Fragmento:
________________________________________

El pozo era el santuario de mi abuelo Felipe. Desde la cocina lo observaba jalar agua; con la mirada disipada en la profundidad de sus pensamientos escurría el balde de agua en los barriles hasta concluir llenando los que mantenían en la galera donde se lavaba y colgaba ropa a secar. Era un pozo con delantal, brocal y tapa de concreto, y todos consumíamos su agua que brotaba de piedra azul. Desde su casa, mi tío Felipe acarreaba agua para beber, igual que nosotros en la casa de mis padres, situada al lado de la de mis abuelos. “Es el agua más pura del puerto”, decía mi tío Felipe. Con los años, estando más viejo, mi abuelo dejó de jalar agua porque instaló una bomba eléctrica con la que succionaba el agua y llenaba los barriles, lo que le permitía entretenerse más en su bodega.

Al lado izquierdo, en ese mismo nivel del patio, dos grandes árboles nos cubrían con sus ramas. Uno de Manzana de Rosa y otro de Mango, una variedad rara, de fruto redondo y dulce que no recuerdo su nombre. Nunca subí a esos árboles a cortar sus frutos, para ello mi hermana, Indiana, era especialista. En un abrir y cerrar de ojos se subía hasta la cubre, se deslizaba entre las ramas como iguana, y tiraba las manzanas y los mangos que atrapaba con un saco extendido. Cuando mi mamá se daba cuenta que estaba arriba de los palos le gritaba: ¡chavala jodida!, ¡deja de ser chimbarona!, y se bajaba en un santiamén como que nada había hecho.

________________________________________

(Entradas del conjunto de datos de diseño)
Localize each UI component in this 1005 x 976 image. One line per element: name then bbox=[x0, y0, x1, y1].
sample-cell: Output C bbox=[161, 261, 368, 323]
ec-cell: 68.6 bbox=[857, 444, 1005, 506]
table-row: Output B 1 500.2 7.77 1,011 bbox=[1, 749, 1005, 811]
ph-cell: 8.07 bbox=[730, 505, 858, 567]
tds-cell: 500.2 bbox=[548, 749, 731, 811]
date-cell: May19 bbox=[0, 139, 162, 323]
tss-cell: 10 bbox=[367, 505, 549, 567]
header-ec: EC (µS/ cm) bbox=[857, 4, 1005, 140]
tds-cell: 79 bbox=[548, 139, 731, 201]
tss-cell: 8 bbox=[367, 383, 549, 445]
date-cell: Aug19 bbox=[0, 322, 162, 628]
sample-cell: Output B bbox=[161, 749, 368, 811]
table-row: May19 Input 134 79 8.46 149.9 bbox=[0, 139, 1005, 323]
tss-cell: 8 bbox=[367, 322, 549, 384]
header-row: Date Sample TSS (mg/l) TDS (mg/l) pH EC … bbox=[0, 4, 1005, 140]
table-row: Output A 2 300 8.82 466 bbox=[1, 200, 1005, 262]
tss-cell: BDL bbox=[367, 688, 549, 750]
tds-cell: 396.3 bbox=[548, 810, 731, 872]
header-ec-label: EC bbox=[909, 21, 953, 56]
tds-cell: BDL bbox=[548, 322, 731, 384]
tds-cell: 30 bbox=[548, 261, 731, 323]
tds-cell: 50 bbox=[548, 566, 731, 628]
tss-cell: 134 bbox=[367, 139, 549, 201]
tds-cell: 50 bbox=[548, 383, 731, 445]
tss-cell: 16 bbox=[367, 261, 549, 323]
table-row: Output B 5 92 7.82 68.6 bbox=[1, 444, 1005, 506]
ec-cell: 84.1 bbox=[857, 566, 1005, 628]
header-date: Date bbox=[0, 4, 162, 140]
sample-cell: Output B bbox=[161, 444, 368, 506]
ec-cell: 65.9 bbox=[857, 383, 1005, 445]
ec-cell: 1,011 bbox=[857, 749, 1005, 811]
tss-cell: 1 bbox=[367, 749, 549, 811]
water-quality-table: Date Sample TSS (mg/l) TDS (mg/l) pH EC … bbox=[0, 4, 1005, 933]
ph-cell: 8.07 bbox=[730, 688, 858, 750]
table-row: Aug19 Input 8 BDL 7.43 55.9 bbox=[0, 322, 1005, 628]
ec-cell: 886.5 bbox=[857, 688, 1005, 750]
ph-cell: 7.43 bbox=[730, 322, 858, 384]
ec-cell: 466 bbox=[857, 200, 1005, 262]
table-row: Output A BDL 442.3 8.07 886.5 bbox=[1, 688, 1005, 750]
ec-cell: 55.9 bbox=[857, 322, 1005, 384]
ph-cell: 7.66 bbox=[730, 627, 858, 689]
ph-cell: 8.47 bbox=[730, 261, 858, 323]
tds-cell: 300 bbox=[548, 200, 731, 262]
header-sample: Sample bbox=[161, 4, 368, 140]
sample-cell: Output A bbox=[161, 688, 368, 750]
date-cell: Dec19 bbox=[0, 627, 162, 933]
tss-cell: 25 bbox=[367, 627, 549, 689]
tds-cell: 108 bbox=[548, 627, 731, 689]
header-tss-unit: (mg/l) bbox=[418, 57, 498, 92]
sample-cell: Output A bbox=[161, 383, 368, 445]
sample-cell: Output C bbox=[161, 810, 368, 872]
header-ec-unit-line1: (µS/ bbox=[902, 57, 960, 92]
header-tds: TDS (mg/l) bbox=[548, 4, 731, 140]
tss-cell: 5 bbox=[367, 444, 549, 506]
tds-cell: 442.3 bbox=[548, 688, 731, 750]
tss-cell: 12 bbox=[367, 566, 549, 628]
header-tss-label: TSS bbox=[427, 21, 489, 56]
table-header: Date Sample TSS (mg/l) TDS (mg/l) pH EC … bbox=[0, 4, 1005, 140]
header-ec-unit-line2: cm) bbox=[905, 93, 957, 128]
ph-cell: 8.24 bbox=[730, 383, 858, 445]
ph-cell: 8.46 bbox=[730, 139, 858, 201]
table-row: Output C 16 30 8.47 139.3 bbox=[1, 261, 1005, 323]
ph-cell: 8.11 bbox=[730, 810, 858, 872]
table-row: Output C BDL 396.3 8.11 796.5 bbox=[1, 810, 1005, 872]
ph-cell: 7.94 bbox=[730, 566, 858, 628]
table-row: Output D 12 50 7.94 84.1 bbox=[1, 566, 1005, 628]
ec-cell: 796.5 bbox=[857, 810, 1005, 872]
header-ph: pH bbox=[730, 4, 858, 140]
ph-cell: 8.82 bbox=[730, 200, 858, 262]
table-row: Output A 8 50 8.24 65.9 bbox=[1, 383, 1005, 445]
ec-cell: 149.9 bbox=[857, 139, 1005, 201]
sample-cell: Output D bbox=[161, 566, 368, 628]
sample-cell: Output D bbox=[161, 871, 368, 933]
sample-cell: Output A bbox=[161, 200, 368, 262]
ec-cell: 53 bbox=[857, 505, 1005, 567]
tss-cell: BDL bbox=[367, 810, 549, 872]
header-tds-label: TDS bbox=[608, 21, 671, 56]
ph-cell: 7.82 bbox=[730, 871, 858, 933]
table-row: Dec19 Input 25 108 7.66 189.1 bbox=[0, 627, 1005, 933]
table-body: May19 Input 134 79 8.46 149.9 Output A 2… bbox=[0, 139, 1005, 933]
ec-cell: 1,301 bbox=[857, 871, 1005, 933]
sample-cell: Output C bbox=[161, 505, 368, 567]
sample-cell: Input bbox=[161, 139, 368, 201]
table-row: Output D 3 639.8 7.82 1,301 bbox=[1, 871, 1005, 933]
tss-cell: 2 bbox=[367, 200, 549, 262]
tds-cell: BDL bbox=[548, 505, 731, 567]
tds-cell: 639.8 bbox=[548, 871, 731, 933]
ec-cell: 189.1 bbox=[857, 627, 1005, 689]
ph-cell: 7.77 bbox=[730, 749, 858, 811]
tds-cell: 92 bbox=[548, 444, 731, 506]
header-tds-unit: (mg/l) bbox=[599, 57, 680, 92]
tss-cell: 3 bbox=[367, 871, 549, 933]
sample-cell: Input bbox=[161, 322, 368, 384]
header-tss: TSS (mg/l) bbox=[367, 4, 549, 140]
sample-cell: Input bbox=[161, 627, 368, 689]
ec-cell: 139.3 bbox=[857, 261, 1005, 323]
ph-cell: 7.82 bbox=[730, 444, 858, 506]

________________________________________

Tarea asignada:
Responde estas preguntas a partir del fragmento:
1. ¿De qué piedra brotaba el agua del pozo?
2. ¿Qué instaló el abuelo para ya no tener que jalar agua?
3. ¿Quién se subía a los árboles a cortar las manzanas y los mangos?

Resultado:
1. De piedra azul.
2. Una bomba eléctrica.
3. Indiana, la hermana de quien narra.